> [実施事項]
A - 原文によると、この第18号で何が終了しますか。
B - 原文の筆者が「完全オリジナル・シリーズ」という謳い文句を怪しいと感じる理由を、原文の記述に基づいて説明してください。
C - 原文のうち、"疑心暗鬼が生むサスペンス。わ"から"ント作品に愛がない会社です。"までの部分を抜き出してください。

> [原文]
『ミステリー・ゾーン DVDコレクション』18・19(アシェット)

ミステリーゾーン』18「群衆よさらば」「火星人は誰だ?」「無用な男」 第61話「沈黙の世界」・第62話「夢の世界」がなぜか未収録。吹替え版がない作品も今のところ収録されていないので、「完全オリジナル・シリーズ」という謳い文句が怪しい気がします。この第18号で第二シリーズ終了です。

「群衆よさらば」(The Mind and the Matter,1961.5.12,第63話)★★☆☆☆
 ――人間嫌いのビーチクラフトは人混みにうんざりしていた。人から薦められた本を読み、精神を統一すれば願いを叶えられるという助言にしたがい、人を消すことに成功した。だが一人きりに退屈し……。

 人嫌いが人を消してみたがやっぱりもとのままがいいと気づくコメディですが、一人きりの孤独や元通りがいいと気づくきっかけに工夫が見られず、少し退屈な作品でした。
 

「火星人は誰だ?」(Will the Real Martian Please Stand Up?,1961.5.26,第64話)★★★★☆
 ――空飛ぶ円盤が着陸したという通報を受けた捜査隊は、足跡をたどってレストランまでたどり着いた。そこにいたのは主人1人とバスの運転手1人と乗客の7人。だが運転手によると、乗客は6人だったという。

 疑心暗鬼が生むサスペンス。わずか二十分の作品内では本格的な「犯人」探しやパニックにこそなりませんが、二人連れが互いを疑い出したり、突然鳴り出すジュークボックスなど、随所に飽きさせない工夫がありました。宇宙人という存在を荒唐無稽に思わせない流れは見事だと思います。二段構えのオチもよかったです。よく見るとパッケージがネタバレなんですね、観る前にちゃんと見てなくてよかった。。。しかしホント作品に愛がない会社です。
 

「無用な男」(The Obsolete Man,1961.6.2,第65話)★★☆☆☆
 ――ロムニーワーズワースは無用の罪で裁かれようとしていた。本が禁止された世界で、自分は図書館員だと主張し、死刑を宣告された。希望の時間に希望の方法で死刑を執行されることになり、ワーズワースは死刑の公開を希望する。

> [データ一覧]
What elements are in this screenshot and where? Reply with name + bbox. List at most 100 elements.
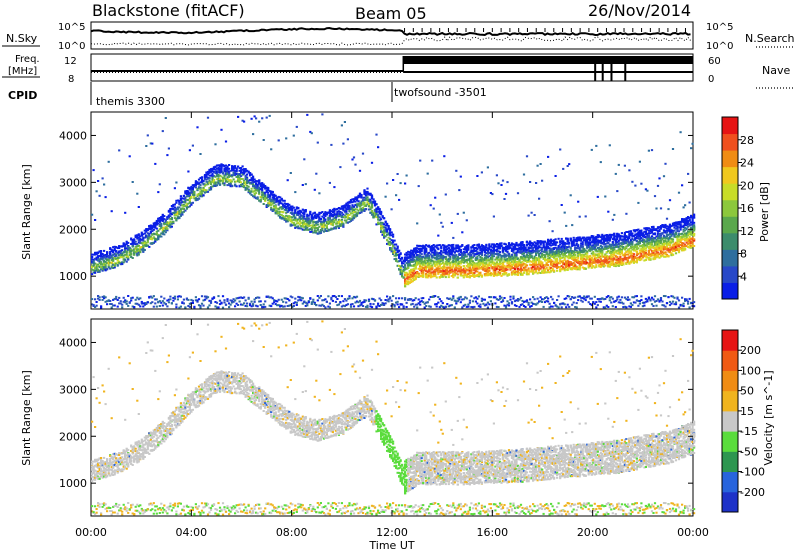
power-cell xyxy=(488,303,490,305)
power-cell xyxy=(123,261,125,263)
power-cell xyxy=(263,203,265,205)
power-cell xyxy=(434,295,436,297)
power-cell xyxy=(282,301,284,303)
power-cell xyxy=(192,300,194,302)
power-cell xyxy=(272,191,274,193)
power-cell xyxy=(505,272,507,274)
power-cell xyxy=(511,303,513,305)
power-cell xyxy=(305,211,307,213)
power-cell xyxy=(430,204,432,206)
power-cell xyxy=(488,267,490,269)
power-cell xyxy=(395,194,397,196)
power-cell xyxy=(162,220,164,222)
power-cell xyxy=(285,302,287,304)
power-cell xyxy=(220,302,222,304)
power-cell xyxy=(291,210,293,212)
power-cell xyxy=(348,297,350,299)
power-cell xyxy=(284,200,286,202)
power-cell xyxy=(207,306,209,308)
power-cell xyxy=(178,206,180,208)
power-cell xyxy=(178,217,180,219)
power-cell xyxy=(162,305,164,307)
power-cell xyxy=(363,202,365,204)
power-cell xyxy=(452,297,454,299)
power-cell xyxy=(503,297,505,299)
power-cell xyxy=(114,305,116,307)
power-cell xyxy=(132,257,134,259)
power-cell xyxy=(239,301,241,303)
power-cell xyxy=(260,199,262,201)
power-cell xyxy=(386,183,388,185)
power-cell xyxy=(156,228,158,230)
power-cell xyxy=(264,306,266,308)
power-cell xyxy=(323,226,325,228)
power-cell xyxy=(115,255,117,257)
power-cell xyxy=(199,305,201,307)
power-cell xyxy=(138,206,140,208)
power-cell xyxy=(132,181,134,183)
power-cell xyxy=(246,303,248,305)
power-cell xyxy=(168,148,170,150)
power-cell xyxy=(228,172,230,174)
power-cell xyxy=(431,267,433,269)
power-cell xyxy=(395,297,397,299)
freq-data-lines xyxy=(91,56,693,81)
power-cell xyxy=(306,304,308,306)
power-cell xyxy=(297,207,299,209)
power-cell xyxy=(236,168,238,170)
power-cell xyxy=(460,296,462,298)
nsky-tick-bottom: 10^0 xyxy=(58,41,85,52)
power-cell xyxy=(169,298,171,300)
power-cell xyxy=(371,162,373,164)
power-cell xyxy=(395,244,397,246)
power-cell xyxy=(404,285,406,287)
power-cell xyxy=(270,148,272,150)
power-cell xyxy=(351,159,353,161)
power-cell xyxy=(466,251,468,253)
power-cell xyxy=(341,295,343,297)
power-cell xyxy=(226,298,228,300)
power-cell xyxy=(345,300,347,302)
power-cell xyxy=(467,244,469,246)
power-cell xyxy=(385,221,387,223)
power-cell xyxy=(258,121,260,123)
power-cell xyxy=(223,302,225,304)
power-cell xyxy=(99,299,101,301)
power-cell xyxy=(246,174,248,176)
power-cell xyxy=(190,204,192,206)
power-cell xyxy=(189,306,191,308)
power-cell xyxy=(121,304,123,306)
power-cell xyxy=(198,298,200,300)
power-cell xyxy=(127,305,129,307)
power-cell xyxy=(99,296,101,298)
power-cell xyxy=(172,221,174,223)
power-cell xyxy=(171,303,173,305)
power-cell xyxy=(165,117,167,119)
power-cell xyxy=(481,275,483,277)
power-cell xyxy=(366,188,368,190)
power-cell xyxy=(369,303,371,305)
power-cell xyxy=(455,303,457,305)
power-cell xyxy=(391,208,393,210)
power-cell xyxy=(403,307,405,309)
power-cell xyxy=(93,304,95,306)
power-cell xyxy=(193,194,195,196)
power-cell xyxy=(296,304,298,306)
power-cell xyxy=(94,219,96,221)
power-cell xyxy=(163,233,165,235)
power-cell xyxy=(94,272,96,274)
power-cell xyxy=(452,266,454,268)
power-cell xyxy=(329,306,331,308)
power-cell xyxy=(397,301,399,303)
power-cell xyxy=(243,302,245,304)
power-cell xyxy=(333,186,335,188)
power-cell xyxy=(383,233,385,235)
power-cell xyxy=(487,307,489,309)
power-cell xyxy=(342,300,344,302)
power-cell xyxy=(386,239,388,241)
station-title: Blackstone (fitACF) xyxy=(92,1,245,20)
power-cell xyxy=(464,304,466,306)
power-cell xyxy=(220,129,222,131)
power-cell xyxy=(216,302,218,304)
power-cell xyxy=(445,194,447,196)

==

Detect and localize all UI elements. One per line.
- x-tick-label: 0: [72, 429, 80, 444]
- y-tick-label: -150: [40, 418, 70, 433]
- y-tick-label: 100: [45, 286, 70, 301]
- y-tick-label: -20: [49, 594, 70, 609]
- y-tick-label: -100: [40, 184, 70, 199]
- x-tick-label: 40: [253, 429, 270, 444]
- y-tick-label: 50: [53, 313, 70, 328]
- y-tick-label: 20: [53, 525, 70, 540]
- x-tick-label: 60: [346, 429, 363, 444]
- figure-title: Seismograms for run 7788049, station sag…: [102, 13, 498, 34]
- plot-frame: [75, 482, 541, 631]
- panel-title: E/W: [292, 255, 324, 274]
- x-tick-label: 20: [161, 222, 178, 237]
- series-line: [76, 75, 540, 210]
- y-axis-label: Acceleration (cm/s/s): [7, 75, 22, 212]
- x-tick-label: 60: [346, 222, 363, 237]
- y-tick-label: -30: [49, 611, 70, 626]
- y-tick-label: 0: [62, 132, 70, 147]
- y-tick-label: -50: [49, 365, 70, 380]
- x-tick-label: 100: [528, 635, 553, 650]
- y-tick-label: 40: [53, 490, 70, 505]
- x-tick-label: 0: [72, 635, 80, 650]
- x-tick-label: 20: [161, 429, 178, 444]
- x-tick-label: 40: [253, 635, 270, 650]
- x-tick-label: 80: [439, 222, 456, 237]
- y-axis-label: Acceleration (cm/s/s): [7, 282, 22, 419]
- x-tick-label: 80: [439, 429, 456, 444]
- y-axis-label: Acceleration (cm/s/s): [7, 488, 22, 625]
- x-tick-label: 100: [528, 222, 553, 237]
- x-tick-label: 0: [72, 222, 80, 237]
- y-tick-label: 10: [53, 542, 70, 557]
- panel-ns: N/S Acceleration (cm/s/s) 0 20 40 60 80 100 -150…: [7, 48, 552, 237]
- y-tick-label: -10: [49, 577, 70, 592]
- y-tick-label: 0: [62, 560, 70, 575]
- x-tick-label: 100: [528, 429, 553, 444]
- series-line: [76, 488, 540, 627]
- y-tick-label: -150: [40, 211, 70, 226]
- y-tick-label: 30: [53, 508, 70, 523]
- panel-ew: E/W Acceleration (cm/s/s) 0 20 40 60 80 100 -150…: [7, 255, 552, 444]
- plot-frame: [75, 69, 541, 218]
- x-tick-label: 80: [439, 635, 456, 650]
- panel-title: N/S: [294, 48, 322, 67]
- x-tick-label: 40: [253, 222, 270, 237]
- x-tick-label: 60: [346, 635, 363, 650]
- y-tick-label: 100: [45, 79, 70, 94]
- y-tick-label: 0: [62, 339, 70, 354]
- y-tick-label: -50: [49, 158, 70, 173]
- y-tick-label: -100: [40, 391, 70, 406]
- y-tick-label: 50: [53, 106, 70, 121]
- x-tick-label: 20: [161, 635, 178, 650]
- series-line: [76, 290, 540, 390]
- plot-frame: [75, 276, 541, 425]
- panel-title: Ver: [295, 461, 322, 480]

---

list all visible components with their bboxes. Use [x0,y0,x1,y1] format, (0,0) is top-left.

> [結果一覧]
A - 第二シリーズが終了します。

B - 第61話「沈黙の世界」と第62話「夢の世界」が収録されていないためです。さらに、吹替え版がない作品も今のところ収録されていないためです。

C -
疑心暗鬼が生むサスペンス。わずか二十分の作品内では本格的な「犯人」探しやパニックにこそなりませんが、二人連れが互いを疑い出したり、突然鳴り出すジュークボックスなど、随所に飽きさせない工夫がありました。宇宙人という存在を荒唐無稽に思わせない流れは見事だと思います。二段構えのオチもよかったです。よく見るとパッケージがネタバレなんですね、観る前にちゃんと見てなくてよかった。。。しかしホント作品に愛がない会社です。